• **TASK GOAL**
Reproduce every entry exactly as shown.

• **EXTRACTED RECORDS**
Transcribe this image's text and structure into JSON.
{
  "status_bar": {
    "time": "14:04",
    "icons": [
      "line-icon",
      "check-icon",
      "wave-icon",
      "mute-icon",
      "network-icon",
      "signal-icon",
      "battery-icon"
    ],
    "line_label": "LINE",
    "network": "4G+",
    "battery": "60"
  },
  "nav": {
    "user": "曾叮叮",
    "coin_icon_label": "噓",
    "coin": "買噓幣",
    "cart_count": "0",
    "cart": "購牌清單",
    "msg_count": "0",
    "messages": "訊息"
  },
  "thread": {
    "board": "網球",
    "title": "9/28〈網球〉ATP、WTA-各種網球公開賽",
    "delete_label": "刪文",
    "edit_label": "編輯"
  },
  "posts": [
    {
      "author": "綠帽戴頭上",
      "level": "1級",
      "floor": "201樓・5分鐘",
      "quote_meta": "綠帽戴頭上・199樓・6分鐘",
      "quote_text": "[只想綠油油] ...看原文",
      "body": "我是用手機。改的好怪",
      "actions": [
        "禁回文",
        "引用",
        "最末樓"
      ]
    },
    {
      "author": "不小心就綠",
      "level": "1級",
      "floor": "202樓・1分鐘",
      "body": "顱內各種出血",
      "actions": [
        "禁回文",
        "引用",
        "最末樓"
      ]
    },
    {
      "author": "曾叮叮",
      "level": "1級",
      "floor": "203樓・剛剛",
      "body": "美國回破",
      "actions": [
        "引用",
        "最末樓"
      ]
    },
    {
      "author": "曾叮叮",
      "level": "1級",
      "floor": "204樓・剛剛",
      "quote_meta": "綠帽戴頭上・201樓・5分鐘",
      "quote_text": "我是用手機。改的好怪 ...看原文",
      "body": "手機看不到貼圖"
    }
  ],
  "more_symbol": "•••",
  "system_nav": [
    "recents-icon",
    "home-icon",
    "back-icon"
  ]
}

• **ANSWER FOR THIS EXERCISE**
Transcribe this image's text and structure into JSON.
{
  "status_bar": {
    "time": "14:04",
    "icons": [
      "line-icon",
      "check-icon",
      "wave-icon",
      "mute-icon",
      "network-icon",
      "signal-icon",
      "battery-icon"
    ],
    "line_label": "LINE",
    "network": "4G+",
    "battery": "60"
  },
  "nav": {
    "user": "曾叮叮",
    "coin_icon_label": "噓",
    "coin": "買噓幣",
    "cart_count": "0",
    "cart": "購牌清單",
    "msg_count": "0",
    "messages": "訊息"
  },
  "thread": {
    "board": "網球",
    "title": "9/28〈網球〉ATP、WTA-各種網球公開賽",
    "delete_label": "刪文",
    "edit_label": "編輯"
  },
  "posts": [
    {
      "author": "綠帽戴頭上",
      "level": "1級",
      "floor": "201樓・5分鐘",
      "quote_meta": "綠帽戴頭上・199樓・6分鐘",
      "quote_text": "[只想綠油油] ...看原文",
      "body": "我是用手機。改的好怪",
      "actions": [
        "禁回文",
        "引用",
        "最末樓"
      ]
    },
    {
      "author": "不小心就綠",
      "level": "1級",
      "floor": "202樓・1分鐘",
      "body": "顱內各種出血",
      "actions": [
        "禁回文",
        "引用",
        "最末樓"
      ]
    },
    {
      "author": "曾叮叮",
      "level": "1級",
      "floor": "203樓・剛剛",
      "body": "美國回破",
      "actions": [
        "引用",
        "最末樓"
      ]
    },
    {
      "author": "曾叮叮",
      "level": "1級",
      "floor": "204樓・剛剛",
      "quote_meta": "綠帽戴頭上・201樓・5分鐘",
      "quote_text": "我是用手機。改的好怪 ...看原文",
      "body": "手機看不到貼圖"
    }
  ],
  "more_symbol": "•••",
  "system_nav": [
    "recents-icon",
    "home-icon",
    "back-icon"
  ]
}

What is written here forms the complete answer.